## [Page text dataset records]

◇ ◇ ◇ ◇

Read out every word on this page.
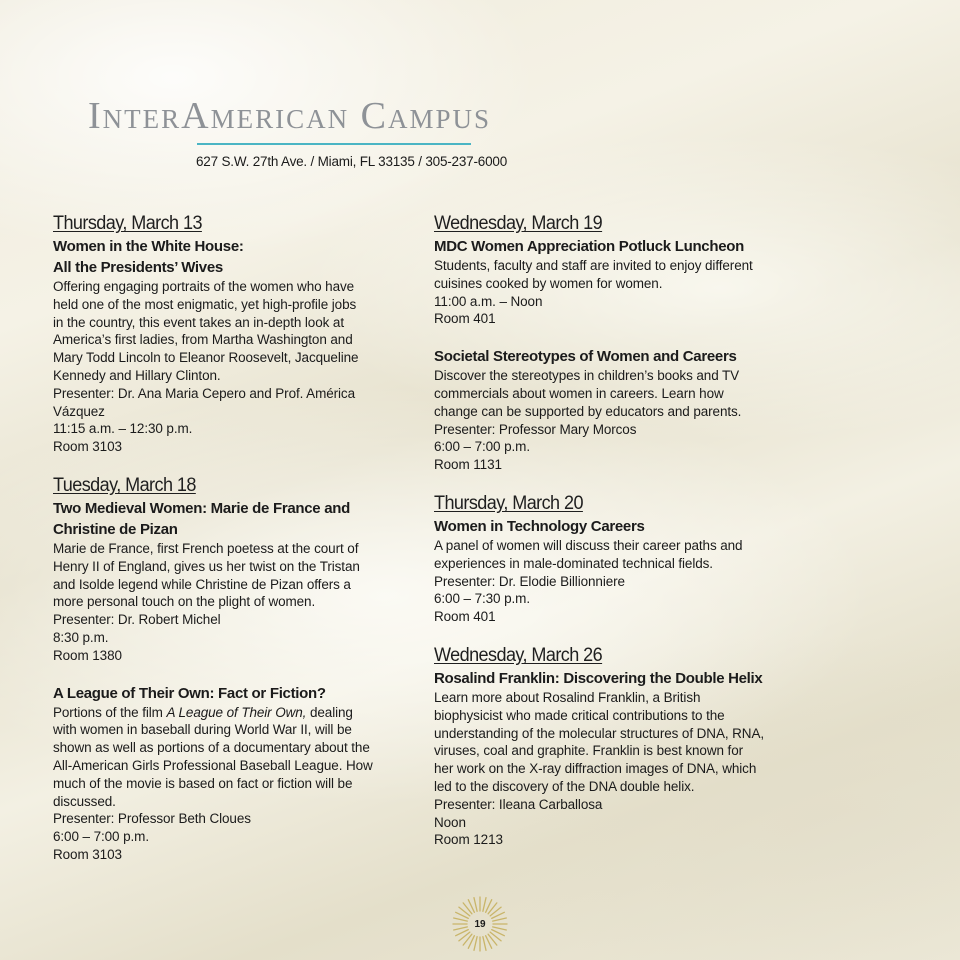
InterAmerican Campus
627 S.W. 27th Ave. / Miami, FL 33135 / 305-237-6000
Thursday, March 13
Women in the White House:
All the Presidents’ Wives
Offering engaging portraits of the women who have
held one of the most enigmatic, yet high-profile jobs
in the country, this event takes an in-depth look at
America’s first ladies, from Martha Washington and
Mary Todd Lincoln to Eleanor Roosevelt, Jacqueline
Kennedy and Hillary Clinton.
Presenter: Dr. Ana Maria Cepero and Prof. América
Vázquez
11:15 a.m. – 12:30 p.m.
Room 3103
Tuesday, March 18
Two Medieval Women: Marie de France and
Christine de Pizan
Marie de France, first French poetess at the court of
Henry II of England, gives us her twist on the Tristan
and Isolde legend while Christine de Pizan offers a
more personal touch on the plight of women.
Presenter: Dr. Robert Michel
8:30 p.m.
Room 1380
A League of Their Own: Fact or Fiction?
Portions of the film A League of Their Own, dealing
with women in baseball during World War II, will be
shown as well as portions of a documentary about the
All-American Girls Professional Baseball League. How
much of the movie is based on fact or fiction will be
discussed.
Presenter: Professor Beth Cloues
6:00 – 7:00 p.m.
Room 3103
Wednesday, March 19
MDC Women Appreciation Potluck Luncheon
Students, faculty and staff are invited to enjoy different
cuisines cooked by women for women.
11:00 a.m. – Noon
Room 401
Societal Stereotypes of Women and Careers
Discover the stereotypes in children’s books and TV
commercials about women in careers. Learn how
change can be supported by educators and parents.
Presenter: Professor Mary Morcos
6:00 – 7:00 p.m.
Room 1131
Thursday, March 20
Women in Technology Careers
A panel of women will discuss their career paths and
experiences in male-dominated technical fields.
Presenter: Dr. Elodie Billionniere
6:00 – 7:30 p.m.
Room 401
Wednesday, March 26
Rosalind Franklin: Discovering the Double Helix
Learn more about Rosalind Franklin, a British
biophysicist who made critical contributions to the
understanding of the molecular structures of DNA, RNA,
viruses, coal and graphite. Franklin is best known for
her work on the X-ray diffraction images of DNA, which
led to the discovery of the DNA double helix.
Presenter: Ileana Carballosa
Noon
Room 1213
19
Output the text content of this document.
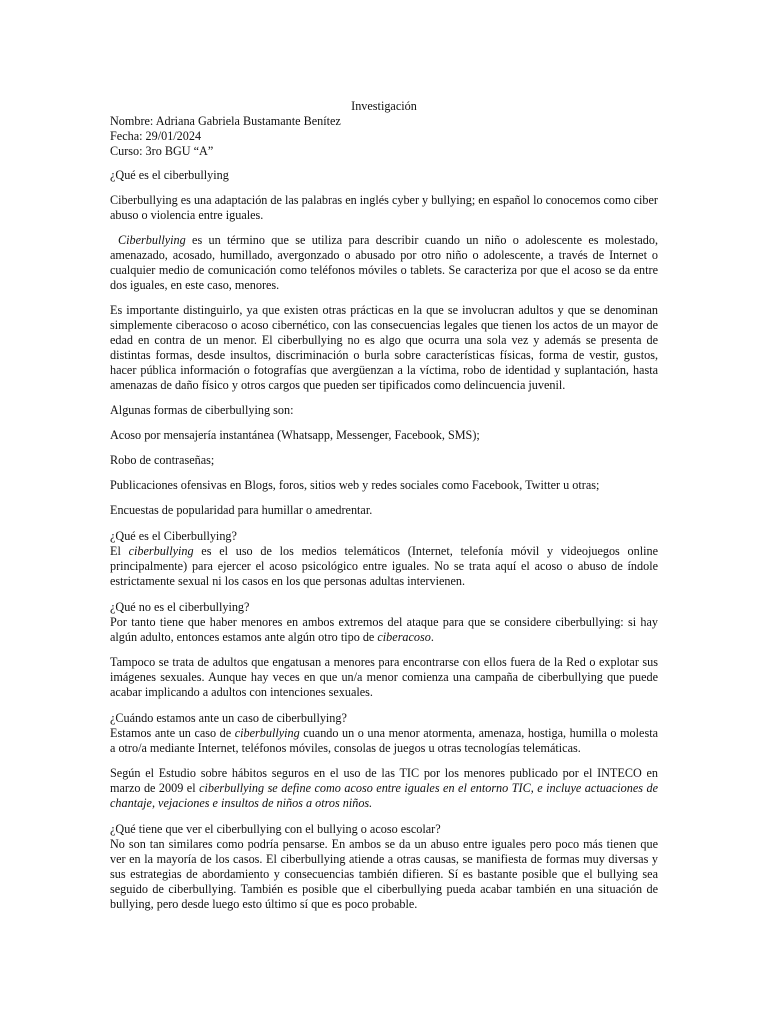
Investigación

Nombre: Adriana Gabriela Bustamante Benítez

Fecha: 29/01/2024

Curso: 3ro BGU “A”

¿Qué es el ciberbullying

Ciberbullying es una adaptación de las palabras en inglés cyber y bullying; en español lo conocemos como ciber abuso o violencia entre iguales.

Ciberbullying es un término que se utiliza para describir cuando un niño o adolescente es molestado, amenazado, acosado, humillado, avergonzado o abusado por otro niño o adolescente, a través de Internet o cualquier medio de comunicación como teléfonos móviles o tablets. Se caracteriza por que el acoso se da entre dos iguales, en este caso, menores.

Es importante distinguirlo, ya que existen otras prácticas en la que se involucran adultos y que se denominan simplemente ciberacoso o acoso cibernético, con las consecuencias legales que tienen los actos de un mayor de edad en contra de un menor. El ciberbullying no es algo que ocurra una sola vez y además se presenta de distintas formas, desde insultos, discriminación o burla sobre características físicas, forma de vestir, gustos, hacer pública información o fotografías que avergüenzan a la víctima, robo de identidad y suplantación, hasta amenazas de daño físico y otros cargos que pueden ser tipificados como delincuencia juvenil.

Algunas formas de ciberbullying son:

Acoso por mensajería instantánea (Whatsapp, Messenger, Facebook, SMS);

Robo de contraseñas;

Publicaciones ofensivas en Blogs, foros, sitios web y redes sociales como Facebook, Twitter u otras;

Encuestas de popularidad para humillar o amedrentar.

¿Qué es el Ciberbullying?

El ciberbullying es el uso de los medios telemáticos (Internet, telefonía móvil y videojuegos online principalmente) para ejercer el acoso psicológico entre iguales. No se trata aquí el acoso o abuso de índole estrictamente sexual ni los casos en los que personas adultas intervienen.

¿Qué no es el ciberbullying?

Por tanto tiene que haber menores en ambos extremos del ataque para que se considere ciberbullying: si hay algún adulto, entonces estamos ante algún otro tipo de ciberacoso.

Tampoco se trata de adultos que engatusan a menores para encontrarse con ellos fuera de la Red o explotar sus imágenes sexuales. Aunque hay veces en que un/a menor comienza una campaña de ciberbullying que puede acabar implicando a adultos con intenciones sexuales.

¿Cuándo estamos ante un caso de ciberbullying?

Estamos ante un caso de ciberbullying cuando un o una menor atormenta, amenaza, hostiga, humilla o molesta a otro/a mediante Internet, teléfonos móviles, consolas de juegos u otras tecnologías telemáticas.

Según el Estudio sobre hábitos seguros en el uso de las TIC por los menores publicado por el INTECO en marzo de 2009 el ciberbullying se define como acoso entre iguales en el entorno TIC, e incluye actuaciones de chantaje, vejaciones e insultos de niños a otros niños.

¿Qué tiene que ver el ciberbullying con el bullying o acoso escolar?

No son tan similares como podría pensarse. En ambos se da un abuso entre iguales pero poco más tienen que ver en la mayoría de los casos. El ciberbullying atiende a otras causas, se manifiesta de formas muy diversas y sus estrategias de abordamiento y consecuencias también difieren. Sí es bastante posible que el bullying sea seguido de ciberbullying. También es posible que el ciberbullying pueda acabar también en una situación de bullying, pero desde luego esto último sí que es poco probable.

◇ ◇ ◇ ◇

## [TASK OBJECTIVE]
Where a line in the records above contains the word "Marie", copy that line.

## [ANSWER BOX]
Two Medieval Women: Marie de France and
Marie de France, first French poetess at the court of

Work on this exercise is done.